> [APLICAÇÃO DA LEITURA]:
1) De acordo com a reportagem sobre o retratista da Berlinale, em que consiste a dinâmica de trabalho de Jens Koch, descrita como "correria pura"? Responda em até três frases.
2) Indique se cada afirmação concorda com a reportagem sobre o retratista da Berlinale, respondendo sim ou não e citando as palavras do texto que decidem a questão: (a) Jens Koch é o retratista oficial da Berlinale desde que a atual curadoria assumiu; (b) Jens Koch fez um curso antes de se tornar fotojornalista; (c) "She Came To Me" inaugurou a 73ª edição do festival.
3) Segundo a reportagem sobre o retratista da Berlinale, onde fica o hotel em que Jens Koch recebe os convidados?

> [TRECHO FORNECIDO]:

******************************

Por Rodrigo Fonseca
Especial para o Correio da Manhã
Cada vez que um Festival de Berlim chega ao fim, a pergunta mais repetida entre jornalistas e demais convidadas/os é: que fim terão os estonteantes retratos das celebridades que passaram pela disputa oficial, pelo júri ou por mostras paralelas, exibidos no hall de entrada da sala de projeção do Berlinale Palast?
O clique do cearense Karim Aïnouz, quando foi jurado do evento, em 2022, com um sorriso gaiato, é um instante único. O mesmo pode se dizer de uma despojada Sigourney Weaver, posando de terninho, pouco depois da exibição de "Meu Ano Em Nova York", em 2020. Este ano, um enquadramento de Cate Blanchett, usando uma blusa quadriculada, transborda serenidade. Mais serena só a mirada de Peter Dinklage, protagonista de "She Came To Me", romance que inaugurou a 73ª edição da maratona cinéfila alemã.
Quem clicou todas as pessoas de maneira personalíssima foi Jens Koch, um alemão de 41 anos que se tornou o retratista oficial da Berlinale, desde que a atual curadoria, estruturada por Mariette Rissenbeek e Carlo Chatrian, assumiu, há quatro edições.
"Quando eu tinha uns 16 anos, eu entrei de penetra no tapete vermelho de Berlim, todo abusado, a fim de conseguir umas fotos, e vi George Clooney e Leonardo DiCaprio passando ali. Na sequência, virei fotojornalista, totalmente na prática, sem curso, e sem ambições de um dia trabalhar com cinema. Há quatro anos, entrei nesse cargo da Berlinale, sem qualquer olhar prévio acerca da luz ou de enquadramento, atento apenas à boa sorte que a iluminação pode me trazer num instante, num acaso", explicou Jens ao Correio da Manhã.
Sua dinâmica de trabalho é correria pura. Ele espera os convidados mais esperados do festival se posicionarem no Hotel Hyatt, que fica ao lado da Berlinale Palast, convida cada um para um pequeninho estúdio improvisado numa das alas da luxuosa hospedaria.

******************************

> [DADOS APRESENTADOS]:

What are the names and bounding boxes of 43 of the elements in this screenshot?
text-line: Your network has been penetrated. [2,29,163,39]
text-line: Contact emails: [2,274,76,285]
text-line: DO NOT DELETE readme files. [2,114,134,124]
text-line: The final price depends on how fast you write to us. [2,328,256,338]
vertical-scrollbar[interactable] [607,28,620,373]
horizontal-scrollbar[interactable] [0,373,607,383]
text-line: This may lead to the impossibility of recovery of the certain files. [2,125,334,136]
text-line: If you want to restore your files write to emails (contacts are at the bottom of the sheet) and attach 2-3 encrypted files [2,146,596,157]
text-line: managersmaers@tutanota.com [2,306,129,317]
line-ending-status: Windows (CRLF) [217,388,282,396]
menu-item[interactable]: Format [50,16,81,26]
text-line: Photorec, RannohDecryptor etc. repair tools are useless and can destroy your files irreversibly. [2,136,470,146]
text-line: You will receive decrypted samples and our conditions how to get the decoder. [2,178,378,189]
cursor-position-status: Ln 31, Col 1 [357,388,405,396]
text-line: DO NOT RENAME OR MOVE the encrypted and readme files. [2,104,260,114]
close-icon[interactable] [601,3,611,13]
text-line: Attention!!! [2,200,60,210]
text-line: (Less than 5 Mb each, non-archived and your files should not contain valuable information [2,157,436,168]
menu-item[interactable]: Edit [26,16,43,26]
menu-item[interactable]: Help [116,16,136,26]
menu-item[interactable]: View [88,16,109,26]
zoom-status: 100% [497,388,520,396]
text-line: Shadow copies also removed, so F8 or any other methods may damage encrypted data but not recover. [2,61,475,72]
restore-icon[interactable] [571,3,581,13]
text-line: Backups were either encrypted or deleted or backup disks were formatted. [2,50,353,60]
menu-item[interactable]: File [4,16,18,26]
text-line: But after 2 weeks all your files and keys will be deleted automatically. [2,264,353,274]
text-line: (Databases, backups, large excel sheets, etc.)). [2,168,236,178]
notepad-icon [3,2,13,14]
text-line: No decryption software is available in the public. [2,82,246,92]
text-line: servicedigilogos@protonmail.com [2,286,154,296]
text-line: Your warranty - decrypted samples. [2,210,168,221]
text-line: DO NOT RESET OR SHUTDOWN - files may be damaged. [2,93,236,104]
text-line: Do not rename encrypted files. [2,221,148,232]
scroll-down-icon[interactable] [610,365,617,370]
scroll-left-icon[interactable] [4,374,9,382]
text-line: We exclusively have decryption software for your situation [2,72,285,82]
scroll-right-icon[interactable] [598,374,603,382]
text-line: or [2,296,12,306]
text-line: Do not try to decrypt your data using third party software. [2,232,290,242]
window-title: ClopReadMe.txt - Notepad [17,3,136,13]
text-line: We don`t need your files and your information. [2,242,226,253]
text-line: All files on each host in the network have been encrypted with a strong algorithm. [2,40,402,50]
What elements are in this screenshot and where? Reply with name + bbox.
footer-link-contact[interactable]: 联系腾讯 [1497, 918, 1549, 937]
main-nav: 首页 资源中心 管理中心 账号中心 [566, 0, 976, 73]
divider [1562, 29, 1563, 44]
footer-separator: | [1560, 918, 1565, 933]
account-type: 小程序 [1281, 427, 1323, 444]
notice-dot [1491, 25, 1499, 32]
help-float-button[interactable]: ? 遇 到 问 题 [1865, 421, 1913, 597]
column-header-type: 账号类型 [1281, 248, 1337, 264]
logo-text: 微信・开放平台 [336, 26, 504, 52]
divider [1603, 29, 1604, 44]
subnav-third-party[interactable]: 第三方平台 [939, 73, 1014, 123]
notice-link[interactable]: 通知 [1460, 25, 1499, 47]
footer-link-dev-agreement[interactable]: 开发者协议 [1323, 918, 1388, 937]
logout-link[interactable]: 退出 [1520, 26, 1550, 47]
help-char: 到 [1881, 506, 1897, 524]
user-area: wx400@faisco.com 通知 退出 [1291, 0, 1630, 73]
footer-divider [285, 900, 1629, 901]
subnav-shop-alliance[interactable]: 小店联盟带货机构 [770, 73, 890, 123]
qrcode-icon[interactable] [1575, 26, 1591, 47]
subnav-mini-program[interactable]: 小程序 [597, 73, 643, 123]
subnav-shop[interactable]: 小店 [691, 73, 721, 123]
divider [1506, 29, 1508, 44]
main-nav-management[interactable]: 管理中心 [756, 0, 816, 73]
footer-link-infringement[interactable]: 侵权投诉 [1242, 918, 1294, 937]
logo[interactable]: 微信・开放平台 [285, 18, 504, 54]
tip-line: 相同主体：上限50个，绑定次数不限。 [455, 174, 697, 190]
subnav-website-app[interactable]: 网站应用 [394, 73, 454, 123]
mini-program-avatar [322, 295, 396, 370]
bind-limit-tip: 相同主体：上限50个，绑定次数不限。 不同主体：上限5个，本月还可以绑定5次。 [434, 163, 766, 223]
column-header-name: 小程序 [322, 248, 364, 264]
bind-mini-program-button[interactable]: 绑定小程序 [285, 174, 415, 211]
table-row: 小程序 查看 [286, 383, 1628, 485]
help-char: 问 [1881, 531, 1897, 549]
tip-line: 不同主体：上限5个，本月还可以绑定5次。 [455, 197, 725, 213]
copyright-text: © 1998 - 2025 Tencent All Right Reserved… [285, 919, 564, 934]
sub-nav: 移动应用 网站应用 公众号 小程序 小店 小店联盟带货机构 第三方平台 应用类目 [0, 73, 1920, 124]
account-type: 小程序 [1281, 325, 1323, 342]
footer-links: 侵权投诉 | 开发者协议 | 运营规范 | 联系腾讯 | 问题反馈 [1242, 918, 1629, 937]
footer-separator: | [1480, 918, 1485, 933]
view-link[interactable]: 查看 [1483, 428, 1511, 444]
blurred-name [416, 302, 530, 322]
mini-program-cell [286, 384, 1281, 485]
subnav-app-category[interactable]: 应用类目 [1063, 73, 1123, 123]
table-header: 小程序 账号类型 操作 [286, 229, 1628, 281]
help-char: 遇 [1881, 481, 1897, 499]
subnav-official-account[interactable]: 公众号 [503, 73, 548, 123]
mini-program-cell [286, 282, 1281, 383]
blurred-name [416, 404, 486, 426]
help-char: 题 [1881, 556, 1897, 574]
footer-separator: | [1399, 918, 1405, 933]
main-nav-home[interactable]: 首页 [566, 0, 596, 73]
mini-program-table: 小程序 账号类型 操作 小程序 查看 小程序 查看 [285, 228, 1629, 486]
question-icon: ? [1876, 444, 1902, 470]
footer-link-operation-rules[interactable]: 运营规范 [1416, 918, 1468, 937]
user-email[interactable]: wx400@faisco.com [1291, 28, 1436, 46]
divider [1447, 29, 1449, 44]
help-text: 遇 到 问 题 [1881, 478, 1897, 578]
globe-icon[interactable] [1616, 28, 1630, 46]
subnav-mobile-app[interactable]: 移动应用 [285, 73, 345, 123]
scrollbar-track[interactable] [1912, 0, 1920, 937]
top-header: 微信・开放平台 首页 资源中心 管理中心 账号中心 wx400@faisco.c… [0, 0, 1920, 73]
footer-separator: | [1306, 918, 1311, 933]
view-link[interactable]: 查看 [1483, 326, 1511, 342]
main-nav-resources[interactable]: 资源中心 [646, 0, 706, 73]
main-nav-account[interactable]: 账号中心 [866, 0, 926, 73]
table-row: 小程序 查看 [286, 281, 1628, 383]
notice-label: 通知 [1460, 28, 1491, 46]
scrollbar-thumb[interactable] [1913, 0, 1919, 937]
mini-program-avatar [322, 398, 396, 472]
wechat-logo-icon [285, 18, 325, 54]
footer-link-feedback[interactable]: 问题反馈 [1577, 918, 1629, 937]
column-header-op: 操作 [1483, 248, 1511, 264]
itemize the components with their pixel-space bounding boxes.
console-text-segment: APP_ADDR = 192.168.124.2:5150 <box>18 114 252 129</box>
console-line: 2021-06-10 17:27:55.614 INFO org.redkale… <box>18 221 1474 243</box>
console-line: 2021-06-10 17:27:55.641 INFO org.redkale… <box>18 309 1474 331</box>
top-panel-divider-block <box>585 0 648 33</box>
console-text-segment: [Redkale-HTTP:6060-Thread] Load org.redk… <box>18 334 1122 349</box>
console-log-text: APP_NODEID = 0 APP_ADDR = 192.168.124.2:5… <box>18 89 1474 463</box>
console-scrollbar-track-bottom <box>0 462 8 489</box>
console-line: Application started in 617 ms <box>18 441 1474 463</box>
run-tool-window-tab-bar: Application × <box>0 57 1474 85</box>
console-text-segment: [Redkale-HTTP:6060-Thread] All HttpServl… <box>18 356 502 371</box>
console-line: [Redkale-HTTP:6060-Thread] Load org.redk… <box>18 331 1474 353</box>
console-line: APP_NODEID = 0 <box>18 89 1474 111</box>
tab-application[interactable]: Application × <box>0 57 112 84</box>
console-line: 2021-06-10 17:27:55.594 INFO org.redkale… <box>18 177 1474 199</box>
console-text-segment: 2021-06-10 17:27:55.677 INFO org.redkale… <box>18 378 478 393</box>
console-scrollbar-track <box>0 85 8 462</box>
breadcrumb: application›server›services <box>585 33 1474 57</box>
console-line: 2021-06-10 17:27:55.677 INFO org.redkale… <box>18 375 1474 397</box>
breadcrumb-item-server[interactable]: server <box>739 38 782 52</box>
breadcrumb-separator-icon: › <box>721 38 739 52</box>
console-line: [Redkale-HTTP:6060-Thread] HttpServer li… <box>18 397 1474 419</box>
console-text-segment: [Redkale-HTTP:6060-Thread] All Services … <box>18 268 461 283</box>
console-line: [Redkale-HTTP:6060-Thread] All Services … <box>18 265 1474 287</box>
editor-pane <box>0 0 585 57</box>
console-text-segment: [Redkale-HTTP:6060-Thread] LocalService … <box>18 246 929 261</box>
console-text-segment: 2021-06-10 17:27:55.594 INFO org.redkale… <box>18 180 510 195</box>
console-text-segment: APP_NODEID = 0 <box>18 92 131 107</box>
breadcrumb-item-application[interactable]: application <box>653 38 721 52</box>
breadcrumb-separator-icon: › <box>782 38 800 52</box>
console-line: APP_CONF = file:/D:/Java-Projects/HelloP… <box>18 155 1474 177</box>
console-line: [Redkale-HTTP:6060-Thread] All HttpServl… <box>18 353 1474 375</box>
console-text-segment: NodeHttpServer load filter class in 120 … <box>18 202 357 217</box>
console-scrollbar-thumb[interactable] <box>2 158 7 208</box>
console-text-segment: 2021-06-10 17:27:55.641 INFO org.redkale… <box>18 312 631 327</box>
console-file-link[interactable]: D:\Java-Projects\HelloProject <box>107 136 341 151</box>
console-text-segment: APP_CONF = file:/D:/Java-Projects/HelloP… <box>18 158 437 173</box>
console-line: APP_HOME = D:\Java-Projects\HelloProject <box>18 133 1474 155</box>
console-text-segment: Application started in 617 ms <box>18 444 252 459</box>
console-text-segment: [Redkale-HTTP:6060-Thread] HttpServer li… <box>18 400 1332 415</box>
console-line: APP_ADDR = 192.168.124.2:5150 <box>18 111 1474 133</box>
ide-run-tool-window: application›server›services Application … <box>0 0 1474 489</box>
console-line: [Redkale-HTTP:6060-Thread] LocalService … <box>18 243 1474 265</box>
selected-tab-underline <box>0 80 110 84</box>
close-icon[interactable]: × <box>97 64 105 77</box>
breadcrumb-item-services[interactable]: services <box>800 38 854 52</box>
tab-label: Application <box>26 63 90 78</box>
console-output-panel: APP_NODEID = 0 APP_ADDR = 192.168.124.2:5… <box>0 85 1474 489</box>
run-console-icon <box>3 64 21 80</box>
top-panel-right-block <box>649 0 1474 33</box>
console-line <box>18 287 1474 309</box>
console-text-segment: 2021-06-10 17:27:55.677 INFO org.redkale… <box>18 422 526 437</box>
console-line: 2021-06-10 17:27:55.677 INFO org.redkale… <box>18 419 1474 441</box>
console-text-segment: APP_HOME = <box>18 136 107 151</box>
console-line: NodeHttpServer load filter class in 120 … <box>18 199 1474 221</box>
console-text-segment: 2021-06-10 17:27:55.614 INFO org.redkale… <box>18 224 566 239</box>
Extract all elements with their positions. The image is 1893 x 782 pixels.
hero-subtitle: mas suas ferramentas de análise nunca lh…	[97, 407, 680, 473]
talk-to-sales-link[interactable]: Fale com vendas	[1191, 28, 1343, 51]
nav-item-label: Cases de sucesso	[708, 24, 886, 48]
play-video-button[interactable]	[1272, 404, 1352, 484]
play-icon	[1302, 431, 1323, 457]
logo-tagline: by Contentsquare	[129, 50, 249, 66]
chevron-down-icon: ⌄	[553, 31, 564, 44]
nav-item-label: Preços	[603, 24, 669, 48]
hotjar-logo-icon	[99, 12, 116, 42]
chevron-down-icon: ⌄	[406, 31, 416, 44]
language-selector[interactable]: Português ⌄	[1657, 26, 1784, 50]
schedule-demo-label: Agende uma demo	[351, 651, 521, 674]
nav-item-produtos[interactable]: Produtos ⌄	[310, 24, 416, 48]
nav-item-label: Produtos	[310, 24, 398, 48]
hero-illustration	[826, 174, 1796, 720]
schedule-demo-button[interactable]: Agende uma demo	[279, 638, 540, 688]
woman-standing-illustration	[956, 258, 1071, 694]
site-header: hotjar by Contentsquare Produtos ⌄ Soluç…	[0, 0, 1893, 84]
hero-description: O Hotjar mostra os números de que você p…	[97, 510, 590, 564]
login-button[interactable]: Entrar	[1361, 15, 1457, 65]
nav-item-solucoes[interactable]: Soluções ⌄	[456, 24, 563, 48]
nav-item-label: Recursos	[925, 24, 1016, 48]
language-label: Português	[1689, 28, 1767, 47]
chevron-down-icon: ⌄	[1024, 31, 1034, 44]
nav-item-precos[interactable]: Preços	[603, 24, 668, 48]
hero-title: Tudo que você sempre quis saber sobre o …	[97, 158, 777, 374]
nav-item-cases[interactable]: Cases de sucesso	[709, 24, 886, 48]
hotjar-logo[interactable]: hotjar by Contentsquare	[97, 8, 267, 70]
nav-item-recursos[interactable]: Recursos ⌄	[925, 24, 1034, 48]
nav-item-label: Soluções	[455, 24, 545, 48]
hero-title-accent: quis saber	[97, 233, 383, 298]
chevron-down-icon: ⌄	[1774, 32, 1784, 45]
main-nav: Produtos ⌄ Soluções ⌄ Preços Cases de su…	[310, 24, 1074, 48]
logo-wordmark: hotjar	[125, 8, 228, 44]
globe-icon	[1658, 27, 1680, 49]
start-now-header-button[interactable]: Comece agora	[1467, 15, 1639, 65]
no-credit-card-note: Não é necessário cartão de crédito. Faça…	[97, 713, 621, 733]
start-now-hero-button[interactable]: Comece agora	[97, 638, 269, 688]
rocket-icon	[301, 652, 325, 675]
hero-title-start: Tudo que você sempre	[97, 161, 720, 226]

******************************

> [RESPOSTAS DO EXERCÍCIO]:
1) Jens Koch espera que os convidados mais esperados do festival se posicionem no Hotel Hyatt, ao lado da Berlinale Palast. Em seguida, convida cada um para um pequeninho estúdio improvisado numa das alas da hospedaria.

2)
(a) Sim: "se tornou o retratista oficial da Berlinale, desde que a atual curadoria, estruturada por Mariette Rissenbeek e Carlo Chatrian, assumiu, há quatro edições".
(b) Não: "virei fotojornalista, totalmente na prática, sem curso".
(c) Sim: "romance que inaugurou a 73ª edição da maratona cinéfila alemã".

3) O Hotel Hyatt fica ao lado da Berlinale Palast.